Repeat what the lines below say, word for word, and skip every image.

╭─ Material for this task

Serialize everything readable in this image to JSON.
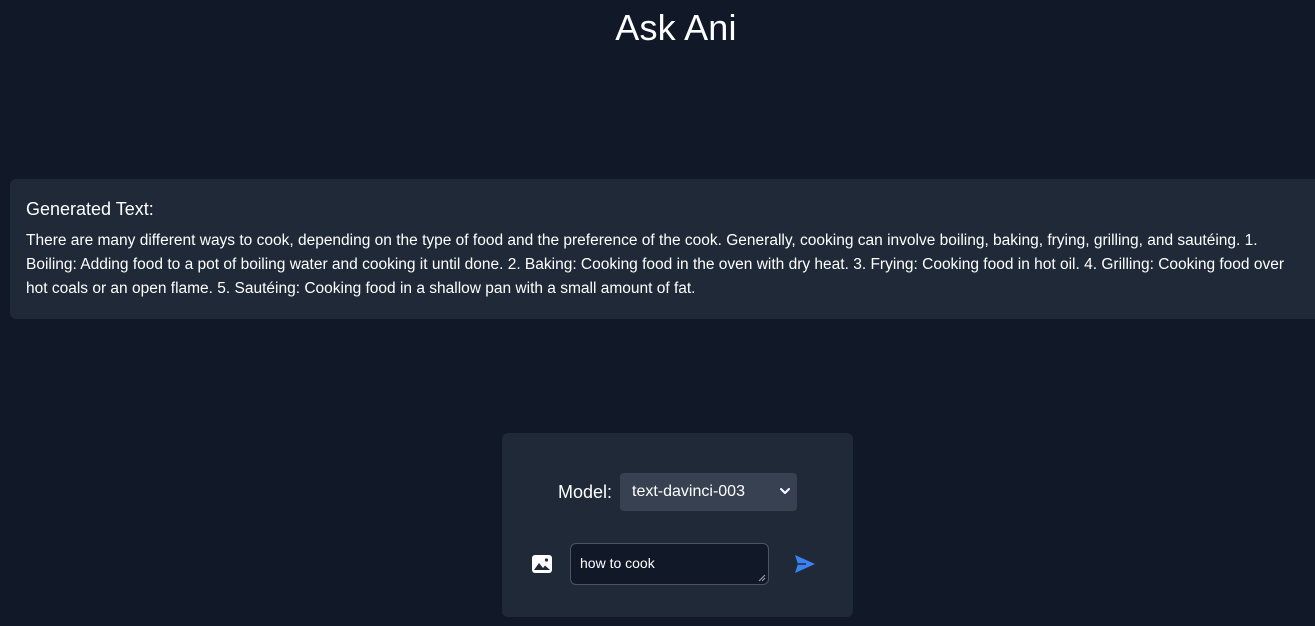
{
  "header": {
    "title": "Ask Ani"
  },
  "result": {
    "heading": "Generated Text:",
    "body": "There are many different ways to cook, depending on the type of food and the preference of the cook. Generally, cooking can involve boiling, baking, frying, grilling, and sautéing. 1. Boiling: Adding food to a pot of boiling water and cooking it until done. 2. Baking: Cooking food in the oven with dry heat. 3. Frying: Cooking food in hot oil. 4. Grilling: Cooking food over hot coals or an open flame. 5. Sautéing: Cooking food in a shallow pan with a small amount of fat."
  },
  "controls": {
    "model_label": "Model:",
    "model_selected": "text-davinci-003",
    "prompt_value": "how to cook",
    "image_icon": "image-icon",
    "send_icon": "send-icon",
    "chevron_icon": "chevron-down-icon"
  },
  "colors": {
    "background": "#111827",
    "panel": "#1f2937",
    "select": "#374151",
    "accent": "#3b82f6"
  }
}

╰─

Full answer ::
Serialize everything readable in this image to JSON.
{
  "header": {
    "title": "Ask Ani"
  },
  "result": {
    "heading": "Generated Text:",
    "body": "There are many different ways to cook, depending on the type of food and the preference of the cook. Generally, cooking can involve boiling, baking, frying, grilling, and sautéing. 1. Boiling: Adding food to a pot of boiling water and cooking it until done. 2. Baking: Cooking food in the oven with dry heat. 3. Frying: Cooking food in hot oil. 4. Grilling: Cooking food over hot coals or an open flame. 5. Sautéing: Cooking food in a shallow pan with a small amount of fat."
  },
  "controls": {
    "model_label": "Model:",
    "model_selected": "text-davinci-003",
    "prompt_value": "how to cook",
    "image_icon": "image-icon",
    "send_icon": "send-icon",
    "chevron_icon": "chevron-down-icon"
  },
  "colors": {
    "background": "#111827",
    "panel": "#1f2937",
    "select": "#374151",
    "accent": "#3b82f6"
  }
}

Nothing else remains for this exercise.